**Challenge**
Reproduce every line of the material from the one containing "- page-footer: [0, 1630, 1241, 1656]" down to the one containing "- document-body: [152, 162, 1092, 1266]", including both of those lines, character for character.

**Data provided**
————

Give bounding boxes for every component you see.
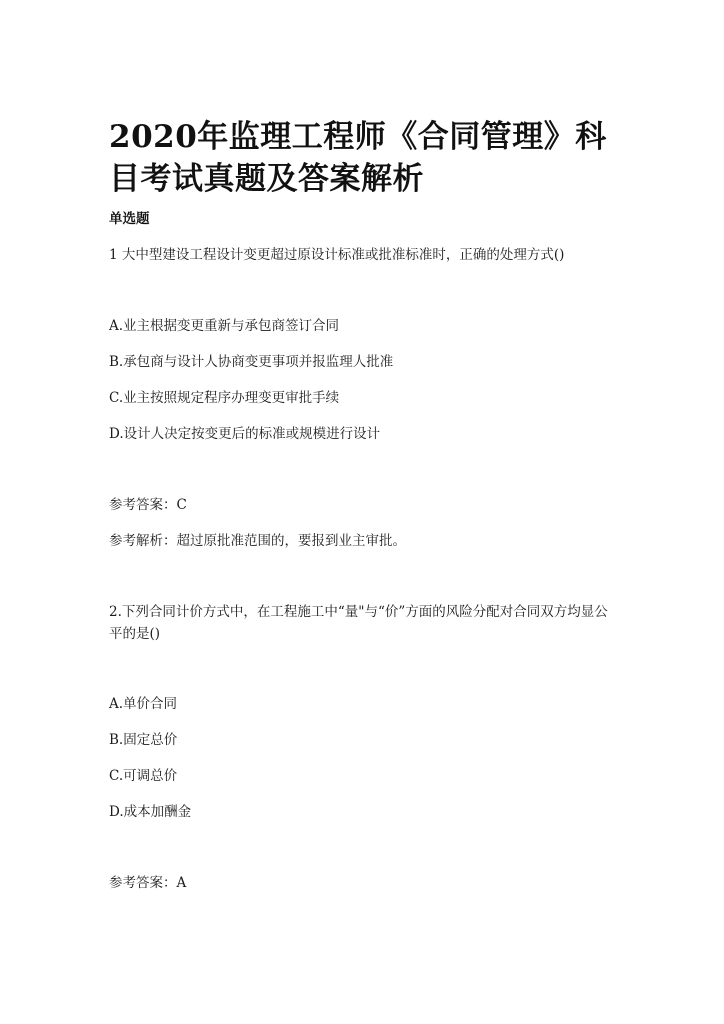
- section-label: 单选题: [109, 211, 150, 227]
- question-1-stem: 1 大中型建设工程设计变更超过原设计标准或批准标准时，正确的处理方式(): [109, 247, 565, 263]
- document-title: 2020年监理工程师《合同管理》科目考试真题及答案解析: [109, 119, 607, 197]
- question-2-answer: 参考答案：A: [109, 875, 187, 891]
- question-2-option-a: A.单价合同: [109, 696, 178, 712]
- question-2-option-b: B.固定总价: [109, 732, 178, 748]
- question-1-option-c: C.业主按照规定程序办理变更审批手续: [109, 390, 340, 406]
- question-1-option-a: A.业主根据变更重新与承包商签订合同: [109, 318, 340, 334]
- question-1-analysis: 参考解析：超过原批准范围的，要报到业主审批。: [109, 533, 406, 549]
- question-2-stem: 2.下列合同计价方式中，在工程施工中“量"与“价”方面的风险分配对合同双方均显公平的是(): [109, 604, 608, 642]
- question-2-option-d: D.成本加酬金: [109, 804, 192, 820]
- question-1-option-b: B.承包商与设计人协商变更事项并报监理人批准: [109, 354, 394, 370]
- question-1-option-d: D.设计人决定按变更后的标准或规模进行设计: [109, 426, 381, 442]
- question-2-option-c: C.可调总价: [109, 768, 178, 784]
- question-1-answer: 参考答案：C: [109, 497, 187, 513]
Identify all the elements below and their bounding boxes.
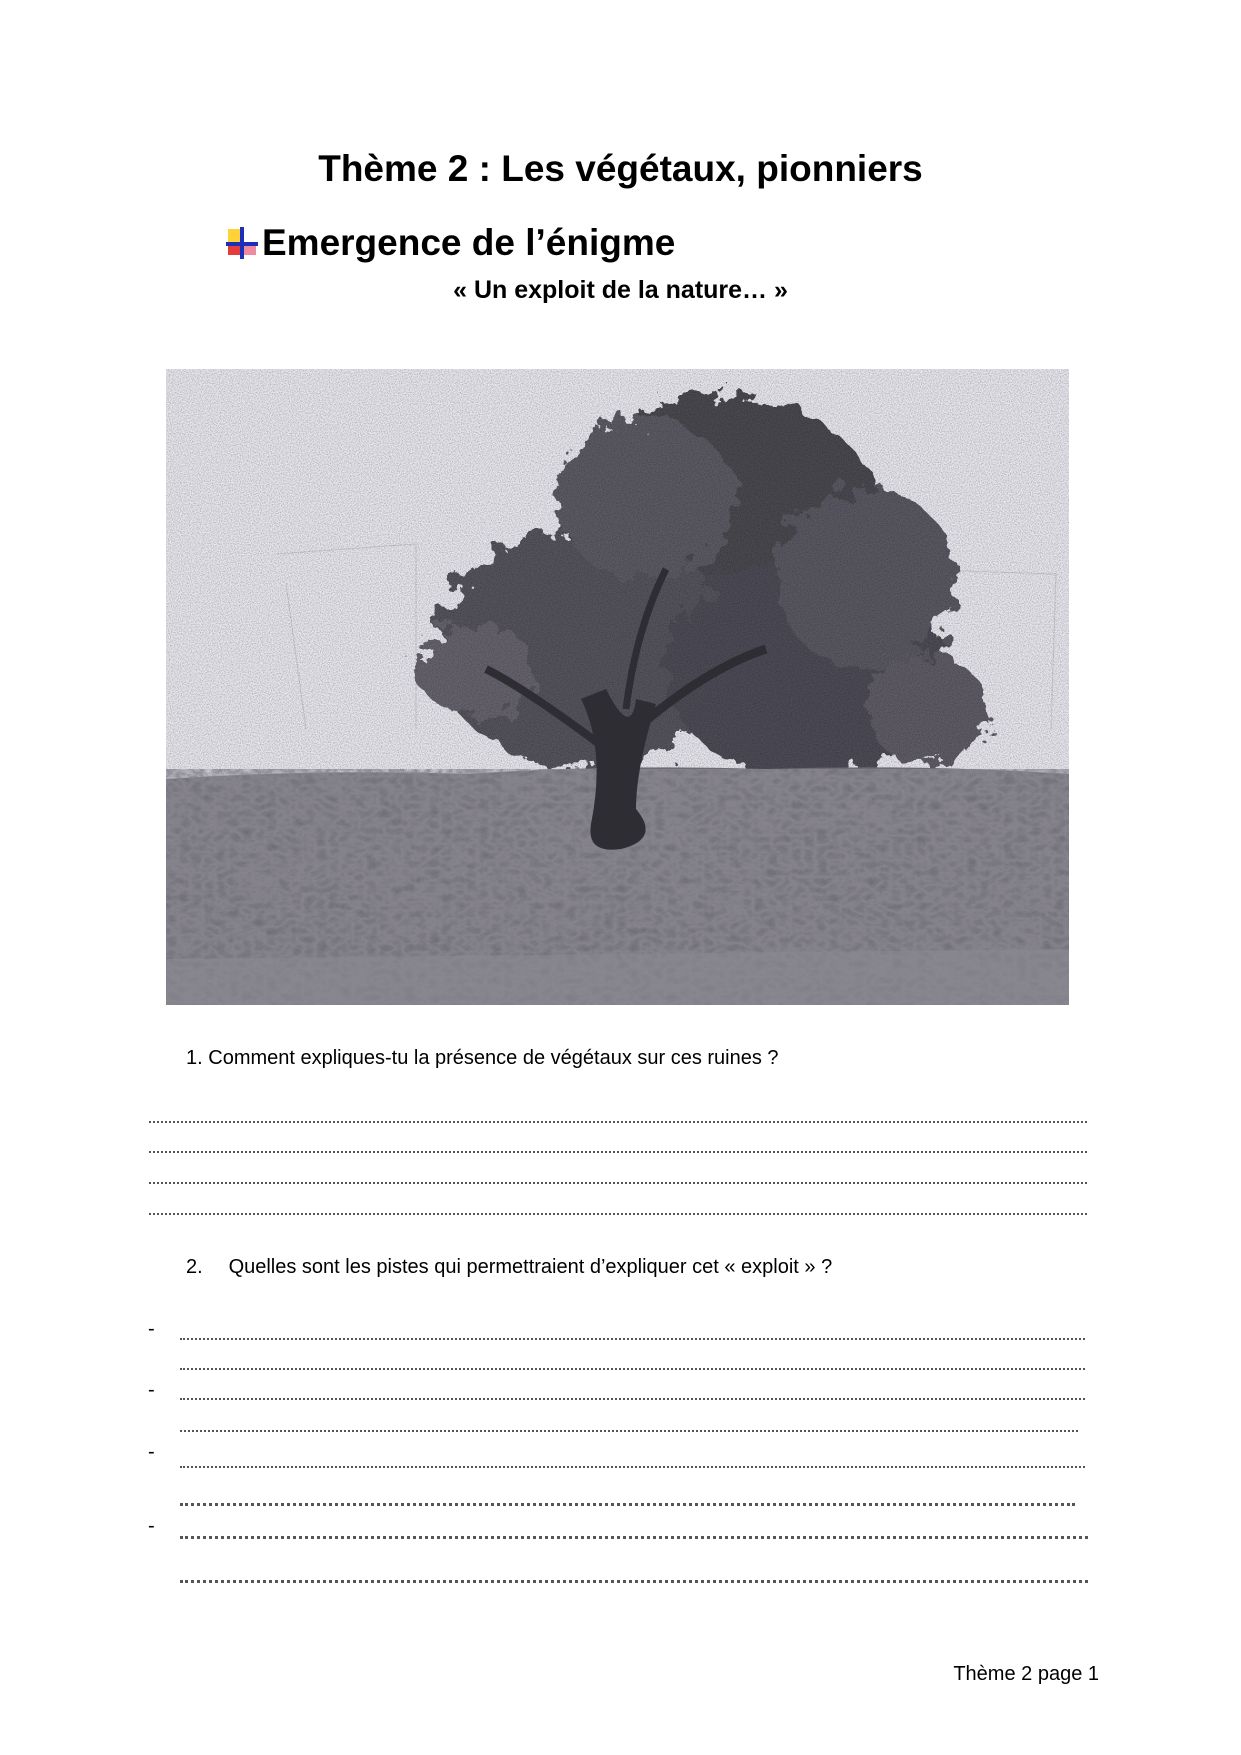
answer-line[interactable] (180, 1430, 1078, 1432)
answer-line[interactable] (180, 1338, 1085, 1340)
answer-line-4[interactable] (149, 1213, 1087, 1215)
answer-line-3[interactable] (149, 1182, 1087, 1184)
answer-dash: - (148, 1441, 155, 1463)
tree-on-ruined-wall-photo (166, 369, 1069, 1005)
question-1 (186, 1047, 779, 1070)
answer-line-2[interactable] (149, 1151, 1087, 1153)
answer-line[interactable] (180, 1580, 1088, 1583)
subtitle: « Un exploit de la nature… » (453, 276, 788, 304)
answer-line[interactable] (180, 1398, 1085, 1400)
answer-line[interactable] (180, 1536, 1088, 1539)
question-number: 1. (186, 1047, 203, 1069)
answer-dash: - (148, 1515, 155, 1537)
page-title: Thème 2 : Les végétaux, pionniers (318, 148, 923, 189)
answer-dash: - (148, 1318, 155, 1340)
question-2 (186, 1256, 832, 1279)
page-footer: Thème 2 page 1 (953, 1663, 1099, 1685)
section-heading-text: Emergence de l’énigme (262, 222, 676, 263)
question-text: Comment expliques-tu la présence de végétaux sur ces ruines ? (208, 1047, 779, 1069)
answer-line[interactable] (180, 1466, 1085, 1468)
section-heading (224, 222, 675, 264)
question-number: 2. (186, 1256, 203, 1278)
answer-line-1[interactable] (149, 1121, 1087, 1123)
answer-dash: - (148, 1379, 155, 1401)
colored-plus-icon (224, 225, 260, 261)
answer-line[interactable] (180, 1503, 1075, 1506)
answer-line[interactable] (180, 1368, 1085, 1370)
question-text: Quelles sont les pistes qui permettraient d’expliquer cet « exploit » ? (228, 1256, 833, 1278)
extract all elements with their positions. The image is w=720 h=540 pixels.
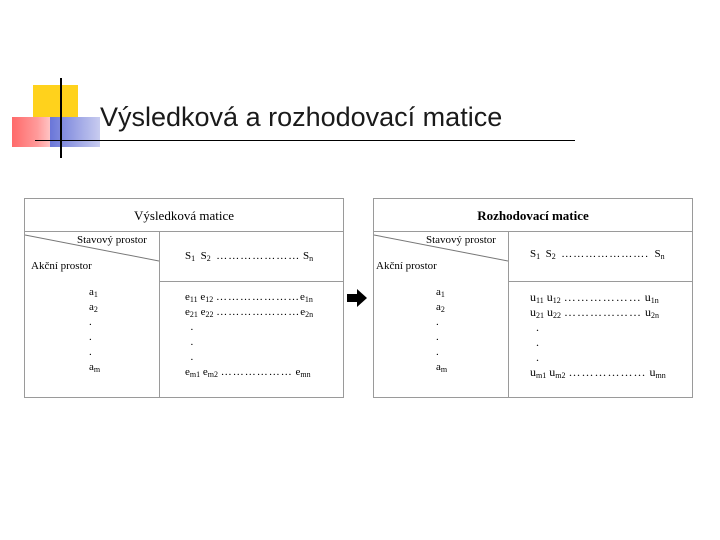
- action-dot: .: [436, 316, 439, 328]
- column-divider: [508, 231, 509, 397]
- state-sn: $S_n$: [303, 250, 314, 263]
- decision-row-2: $u_{21}$ $u_{22}$ ……………… $u_{2n}$: [530, 305, 659, 320]
- action-a1: $a_1$: [89, 286, 98, 299]
- state-s1: $S_1$: [530, 248, 541, 261]
- action-list: [436, 285, 447, 375]
- state-dots: ………………….: [561, 248, 649, 260]
- result-row-dot: .: [190, 321, 194, 333]
- decision-values: [530, 290, 666, 380]
- state-s2: $S_2$: [545, 248, 556, 261]
- state-space-label: Stavový prostor: [77, 234, 147, 246]
- header-divider: [508, 281, 692, 282]
- action-a2: $a_2$: [89, 301, 98, 314]
- decision-row-dot: .: [536, 335, 539, 349]
- slide-title: Výsledková a rozhodovací matice: [100, 102, 503, 132]
- column-divider: [159, 231, 160, 397]
- state-headers: [185, 249, 313, 266]
- decision-row-m: $u_{m1}$ $u_{m2}$ ……………… $u_{mn}$: [530, 365, 666, 380]
- result-row-m: $e_{m1}$ $e_{m2}$ ……………… $e_{mn}$: [185, 366, 311, 379]
- state-s1: $S_1$: [185, 250, 196, 263]
- decor-vertical-line: [60, 78, 62, 158]
- action-a2: $a_2$: [436, 301, 445, 314]
- result-matrix-heading: Výsledková matice: [25, 199, 343, 232]
- title-underline: [35, 140, 575, 141]
- decision-matrix-table: [373, 198, 693, 398]
- result-row-dot: .: [190, 336, 194, 348]
- header-divider: [159, 281, 343, 282]
- action-dot: .: [89, 316, 92, 328]
- action-a1: $a_1$: [436, 286, 445, 299]
- result-row-2: $e_{21}$ $e_{22}$ $\dots\dots\dots\dots\dots\dots\dots e_{2n}$: [185, 306, 314, 319]
- decision-matrix-heading: Rozhodovací matice: [374, 199, 692, 232]
- action-am: $a_m$: [89, 361, 101, 374]
- result-values: [185, 290, 313, 380]
- decor-blue-bar: [50, 117, 100, 147]
- state-sn: $S_n$: [654, 248, 665, 261]
- decision-row-dot: .: [536, 320, 539, 334]
- action-list: [89, 285, 100, 375]
- action-dot: .: [89, 331, 92, 343]
- action-dot: .: [436, 331, 439, 343]
- state-headers: [530, 247, 665, 264]
- state-s2: $S_2$: [200, 250, 211, 263]
- result-row-1: $e_{11}$ $e_{12}$ $\dots\dots\dots\dots\dots\dots\dots e_{1n}$: [185, 291, 313, 304]
- action-dot: .: [436, 346, 439, 358]
- action-space-label: Akční prostor: [376, 260, 437, 272]
- result-row-dot: .: [190, 351, 194, 363]
- state-space-label: Stavový prostor: [426, 234, 496, 246]
- decision-row-dot: .: [536, 350, 539, 364]
- action-am: $a_m$: [436, 361, 448, 374]
- action-dot: .: [89, 346, 92, 358]
- state-dots: …………………: [216, 250, 301, 262]
- action-space-label: Akční prostor: [31, 260, 92, 272]
- decision-row-1: $u_{11}$ $u_{12}$ ……………… $u_{1n}$: [530, 290, 659, 305]
- decor-red-bar: [12, 117, 54, 147]
- result-matrix-table: [24, 198, 344, 398]
- right-arrow-icon: [345, 288, 369, 308]
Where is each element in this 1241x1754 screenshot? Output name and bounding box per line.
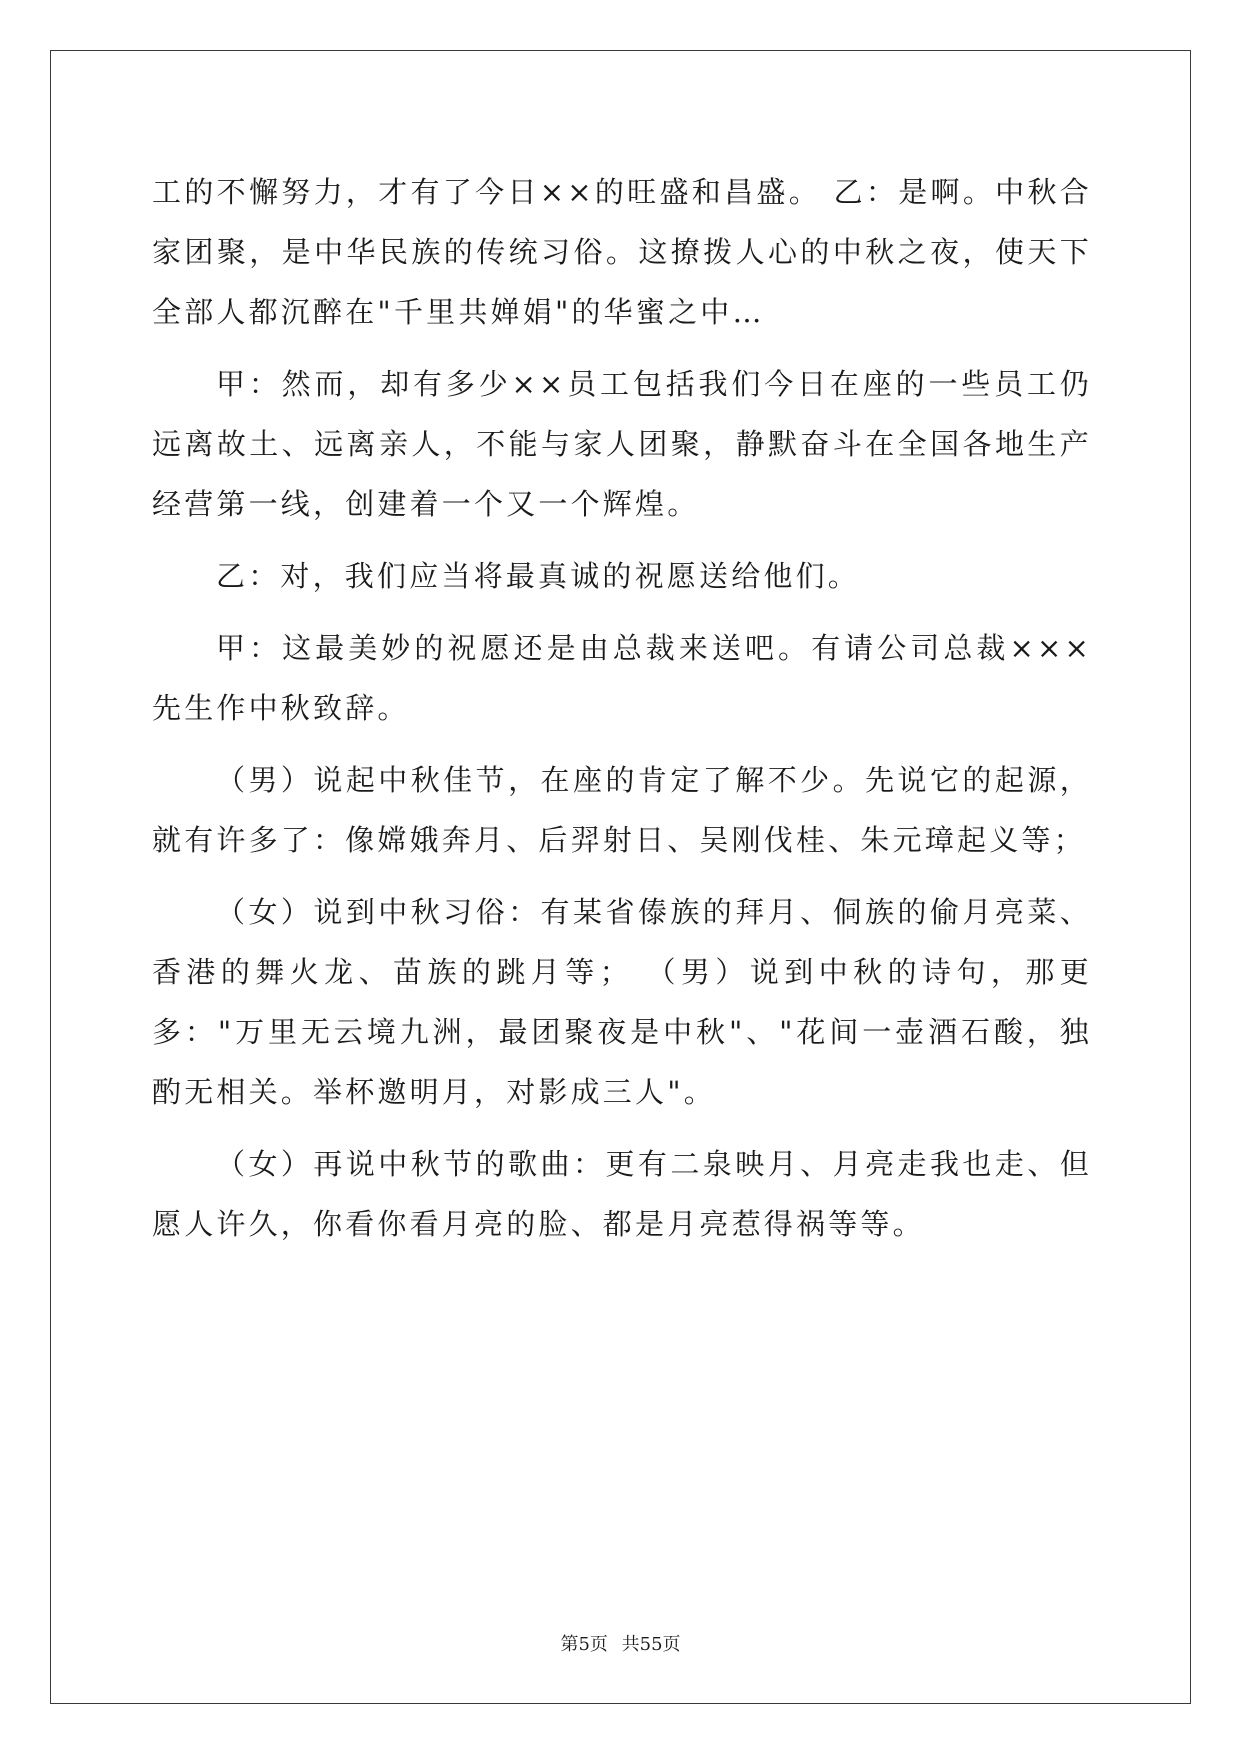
- page-footer: [0, 1630, 1241, 1656]
- paragraph-2: 甲：然而，却有多少××员工包括我们今日在座的一些员工仍远离故土、远离亲人，不能与家人团聚，静默奋斗在全国各地生产经营第一线，创建着一个又一个辉煌。: [152, 367, 1092, 521]
- page-total: 共55页: [621, 1634, 681, 1655]
- paragraph-3: 乙：对，我们应当将最真诚的祝愿送给他们。: [216, 559, 861, 593]
- paragraph-4: 甲：这最美妙的祝愿还是由总裁来送吧。有请公司总裁×××先生作中秋致辞。: [152, 631, 1092, 725]
- document-body: [152, 162, 1092, 1266]
- paragraph-6: （女）说到中秋习俗：有某省傣族的拜月、侗族的偷月亮菜、香港的舞火龙、苗族的跳月等； （男）说到中秋的诗句，那更多："万里无云境九洲，最团聚夜是中秋"、"花间一壶酒石酸，独酌无相关。举杯邀明月，对影成三人"。: [152, 895, 1092, 1109]
- page-number: 第5页: [560, 1634, 608, 1655]
- paragraph-5: （男）说起中秋佳节，在座的肯定了解不少。先说它的起源，就有许多了：像嫦娥奔月、后羿射日、吴刚伐桂、朱元璋起义等；: [152, 763, 1092, 857]
- paragraph-1: 工的不懈努力，才有了今日××的旺盛和昌盛。 乙：是啊。中秋合家团聚，是中华民族的传统习俗。这撩拨人心的中秋之夜，使天下全部人都沉醉在"千里共婵娟"的华蜜之中…: [152, 175, 1092, 329]
- paragraph-7: （女）再说中秋节的歌曲：更有二泉映月、月亮走我也走、但愿人许久，你看你看月亮的脸、都是月亮惹得祸等等。: [152, 1147, 1092, 1241]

————

**Response to this task**
- page-footer: [0, 1630, 1241, 1656]
- paragraph-2: 甲：然而，却有多少××员工包括我们今日在座的一些员工仍远离故土、远离亲人，不能与家人团聚，静默奋斗在全国各地生产经营第一线，创建着一个又一个辉煌。: [152, 367, 1092, 521]
- page-total: 共55页: [621, 1634, 681, 1655]
- paragraph-3: 乙：对，我们应当将最真诚的祝愿送给他们。: [216, 559, 861, 593]
- paragraph-4: 甲：这最美妙的祝愿还是由总裁来送吧。有请公司总裁×××先生作中秋致辞。: [152, 631, 1092, 725]
- document-body: [152, 162, 1092, 1266]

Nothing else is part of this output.